Dataset rows:
|---|

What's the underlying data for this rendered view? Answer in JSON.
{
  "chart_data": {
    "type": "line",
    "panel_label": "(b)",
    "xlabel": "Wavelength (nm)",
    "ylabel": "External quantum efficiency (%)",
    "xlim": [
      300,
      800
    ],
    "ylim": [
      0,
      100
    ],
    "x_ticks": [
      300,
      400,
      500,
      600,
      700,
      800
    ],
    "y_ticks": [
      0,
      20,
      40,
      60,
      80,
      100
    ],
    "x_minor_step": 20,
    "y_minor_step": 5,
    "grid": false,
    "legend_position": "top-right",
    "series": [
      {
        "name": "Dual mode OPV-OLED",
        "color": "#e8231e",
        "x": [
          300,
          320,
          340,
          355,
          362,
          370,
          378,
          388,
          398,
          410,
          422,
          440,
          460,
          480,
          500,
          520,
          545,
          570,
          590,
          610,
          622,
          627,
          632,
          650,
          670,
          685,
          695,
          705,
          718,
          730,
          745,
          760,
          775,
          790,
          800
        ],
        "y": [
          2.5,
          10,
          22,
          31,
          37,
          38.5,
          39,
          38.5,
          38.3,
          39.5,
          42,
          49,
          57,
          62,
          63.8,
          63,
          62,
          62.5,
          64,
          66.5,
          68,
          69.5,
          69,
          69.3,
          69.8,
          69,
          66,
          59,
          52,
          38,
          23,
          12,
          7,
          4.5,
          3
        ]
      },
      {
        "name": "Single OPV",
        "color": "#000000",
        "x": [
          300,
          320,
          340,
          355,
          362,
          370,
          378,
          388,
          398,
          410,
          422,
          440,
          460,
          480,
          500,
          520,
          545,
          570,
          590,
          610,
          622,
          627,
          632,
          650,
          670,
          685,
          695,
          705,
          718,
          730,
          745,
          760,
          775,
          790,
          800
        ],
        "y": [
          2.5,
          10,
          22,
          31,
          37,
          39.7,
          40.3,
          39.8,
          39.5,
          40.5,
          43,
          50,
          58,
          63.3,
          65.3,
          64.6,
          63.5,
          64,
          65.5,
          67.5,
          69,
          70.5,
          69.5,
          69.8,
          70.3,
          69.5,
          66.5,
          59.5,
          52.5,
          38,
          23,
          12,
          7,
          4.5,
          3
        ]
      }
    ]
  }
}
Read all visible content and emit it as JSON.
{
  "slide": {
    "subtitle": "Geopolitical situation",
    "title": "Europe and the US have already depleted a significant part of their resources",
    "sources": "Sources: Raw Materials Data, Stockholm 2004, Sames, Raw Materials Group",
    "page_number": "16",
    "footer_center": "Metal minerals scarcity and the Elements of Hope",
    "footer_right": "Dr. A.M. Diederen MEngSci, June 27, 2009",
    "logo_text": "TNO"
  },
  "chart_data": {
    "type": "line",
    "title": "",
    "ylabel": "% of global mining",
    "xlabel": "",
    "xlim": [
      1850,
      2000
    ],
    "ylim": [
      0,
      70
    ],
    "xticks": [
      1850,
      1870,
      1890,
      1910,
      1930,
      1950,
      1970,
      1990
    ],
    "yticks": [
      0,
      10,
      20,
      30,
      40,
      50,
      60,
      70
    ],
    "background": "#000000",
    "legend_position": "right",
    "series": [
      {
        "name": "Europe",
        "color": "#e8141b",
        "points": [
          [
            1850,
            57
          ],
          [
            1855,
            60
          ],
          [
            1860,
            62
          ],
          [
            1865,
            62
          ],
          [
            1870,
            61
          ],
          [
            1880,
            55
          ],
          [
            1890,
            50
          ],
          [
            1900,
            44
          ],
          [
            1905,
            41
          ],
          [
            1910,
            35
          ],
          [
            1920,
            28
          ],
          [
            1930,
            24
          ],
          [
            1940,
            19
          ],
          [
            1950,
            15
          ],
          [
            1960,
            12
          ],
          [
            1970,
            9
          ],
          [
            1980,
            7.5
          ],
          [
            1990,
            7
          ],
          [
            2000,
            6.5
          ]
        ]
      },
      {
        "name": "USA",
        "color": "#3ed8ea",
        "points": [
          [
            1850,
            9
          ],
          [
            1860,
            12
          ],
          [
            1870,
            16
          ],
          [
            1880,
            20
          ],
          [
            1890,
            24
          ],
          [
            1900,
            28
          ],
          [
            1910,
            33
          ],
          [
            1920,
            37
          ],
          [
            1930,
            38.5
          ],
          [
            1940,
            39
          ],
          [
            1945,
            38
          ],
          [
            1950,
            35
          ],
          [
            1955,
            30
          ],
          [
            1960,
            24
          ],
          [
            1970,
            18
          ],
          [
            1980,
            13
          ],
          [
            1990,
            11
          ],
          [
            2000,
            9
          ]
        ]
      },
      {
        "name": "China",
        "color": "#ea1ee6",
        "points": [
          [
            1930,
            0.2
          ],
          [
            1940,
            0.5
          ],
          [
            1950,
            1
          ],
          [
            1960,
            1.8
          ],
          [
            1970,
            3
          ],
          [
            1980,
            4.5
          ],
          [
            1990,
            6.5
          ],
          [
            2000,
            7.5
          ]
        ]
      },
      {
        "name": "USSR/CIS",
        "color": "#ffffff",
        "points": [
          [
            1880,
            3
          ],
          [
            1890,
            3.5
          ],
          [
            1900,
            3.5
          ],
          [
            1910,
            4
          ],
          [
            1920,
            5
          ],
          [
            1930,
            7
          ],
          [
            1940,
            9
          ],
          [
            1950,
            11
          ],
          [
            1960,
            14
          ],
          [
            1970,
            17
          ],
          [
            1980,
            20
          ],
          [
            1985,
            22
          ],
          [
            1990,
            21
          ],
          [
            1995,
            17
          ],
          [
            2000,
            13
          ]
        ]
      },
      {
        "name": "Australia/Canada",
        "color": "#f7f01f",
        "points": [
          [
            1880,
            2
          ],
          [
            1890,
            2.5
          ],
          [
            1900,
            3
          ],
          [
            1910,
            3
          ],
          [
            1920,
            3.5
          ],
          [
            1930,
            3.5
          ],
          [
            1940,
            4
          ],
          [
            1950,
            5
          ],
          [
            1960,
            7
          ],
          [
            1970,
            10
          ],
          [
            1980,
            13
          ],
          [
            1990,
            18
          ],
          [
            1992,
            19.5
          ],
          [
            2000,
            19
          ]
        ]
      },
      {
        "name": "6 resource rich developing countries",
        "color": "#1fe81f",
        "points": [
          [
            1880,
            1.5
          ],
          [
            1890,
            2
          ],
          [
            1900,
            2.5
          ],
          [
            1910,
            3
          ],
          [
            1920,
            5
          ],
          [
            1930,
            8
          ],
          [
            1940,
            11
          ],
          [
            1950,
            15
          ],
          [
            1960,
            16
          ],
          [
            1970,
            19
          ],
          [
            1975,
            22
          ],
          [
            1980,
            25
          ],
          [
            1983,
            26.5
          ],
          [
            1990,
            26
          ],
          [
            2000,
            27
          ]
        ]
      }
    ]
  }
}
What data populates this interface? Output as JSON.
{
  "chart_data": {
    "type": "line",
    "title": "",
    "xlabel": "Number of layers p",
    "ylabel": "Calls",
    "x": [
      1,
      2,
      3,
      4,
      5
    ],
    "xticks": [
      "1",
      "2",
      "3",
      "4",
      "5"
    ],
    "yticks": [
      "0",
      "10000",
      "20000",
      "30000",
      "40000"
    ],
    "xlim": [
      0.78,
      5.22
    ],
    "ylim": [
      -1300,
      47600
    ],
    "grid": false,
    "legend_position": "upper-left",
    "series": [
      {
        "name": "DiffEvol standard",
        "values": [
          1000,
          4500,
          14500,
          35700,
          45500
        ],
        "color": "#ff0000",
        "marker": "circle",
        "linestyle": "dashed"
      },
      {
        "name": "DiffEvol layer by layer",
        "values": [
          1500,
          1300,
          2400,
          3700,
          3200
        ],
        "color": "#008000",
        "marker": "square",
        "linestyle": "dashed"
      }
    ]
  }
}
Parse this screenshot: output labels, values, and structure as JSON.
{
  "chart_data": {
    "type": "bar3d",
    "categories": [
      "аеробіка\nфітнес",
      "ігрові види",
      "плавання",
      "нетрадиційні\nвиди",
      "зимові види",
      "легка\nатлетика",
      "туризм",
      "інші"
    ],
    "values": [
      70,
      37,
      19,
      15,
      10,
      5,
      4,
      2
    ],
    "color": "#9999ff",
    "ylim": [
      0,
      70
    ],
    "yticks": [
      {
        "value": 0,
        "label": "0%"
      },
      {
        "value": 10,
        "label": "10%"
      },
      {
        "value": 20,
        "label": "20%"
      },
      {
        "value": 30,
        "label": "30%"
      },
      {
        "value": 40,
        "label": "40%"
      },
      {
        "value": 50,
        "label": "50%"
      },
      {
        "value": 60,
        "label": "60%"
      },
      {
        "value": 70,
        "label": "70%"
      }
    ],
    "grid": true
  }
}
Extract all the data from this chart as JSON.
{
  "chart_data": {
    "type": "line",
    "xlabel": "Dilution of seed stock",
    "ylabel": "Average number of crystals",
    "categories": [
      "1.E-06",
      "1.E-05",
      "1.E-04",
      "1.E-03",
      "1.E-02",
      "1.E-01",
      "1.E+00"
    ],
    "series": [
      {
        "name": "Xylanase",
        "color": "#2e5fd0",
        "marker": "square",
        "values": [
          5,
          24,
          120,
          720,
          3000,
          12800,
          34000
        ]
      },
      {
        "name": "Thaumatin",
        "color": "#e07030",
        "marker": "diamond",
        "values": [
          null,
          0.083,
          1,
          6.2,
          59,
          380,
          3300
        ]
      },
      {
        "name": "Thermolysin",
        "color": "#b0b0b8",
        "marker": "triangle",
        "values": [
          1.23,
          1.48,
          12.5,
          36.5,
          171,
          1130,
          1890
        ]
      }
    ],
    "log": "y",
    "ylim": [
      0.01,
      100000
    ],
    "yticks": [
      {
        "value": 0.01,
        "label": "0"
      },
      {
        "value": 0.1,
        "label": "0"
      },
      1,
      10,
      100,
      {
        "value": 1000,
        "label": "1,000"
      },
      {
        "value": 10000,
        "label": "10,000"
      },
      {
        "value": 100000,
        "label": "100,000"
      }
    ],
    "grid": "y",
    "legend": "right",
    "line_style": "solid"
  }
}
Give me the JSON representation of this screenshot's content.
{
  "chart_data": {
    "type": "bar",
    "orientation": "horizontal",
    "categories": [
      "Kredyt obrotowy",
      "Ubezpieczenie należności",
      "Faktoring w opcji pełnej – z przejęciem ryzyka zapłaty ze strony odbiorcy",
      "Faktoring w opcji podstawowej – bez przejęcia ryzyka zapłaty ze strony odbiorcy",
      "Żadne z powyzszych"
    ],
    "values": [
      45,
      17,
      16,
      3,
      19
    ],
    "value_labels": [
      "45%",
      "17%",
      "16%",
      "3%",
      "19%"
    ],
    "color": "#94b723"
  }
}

|---|

__JOB__: Out of the records, collect only those lines that contain the string "content".

__TASK RESPONSE__:
Read all visible content and emit it as JSON.
Give me the JSON representation of this screenshot's content.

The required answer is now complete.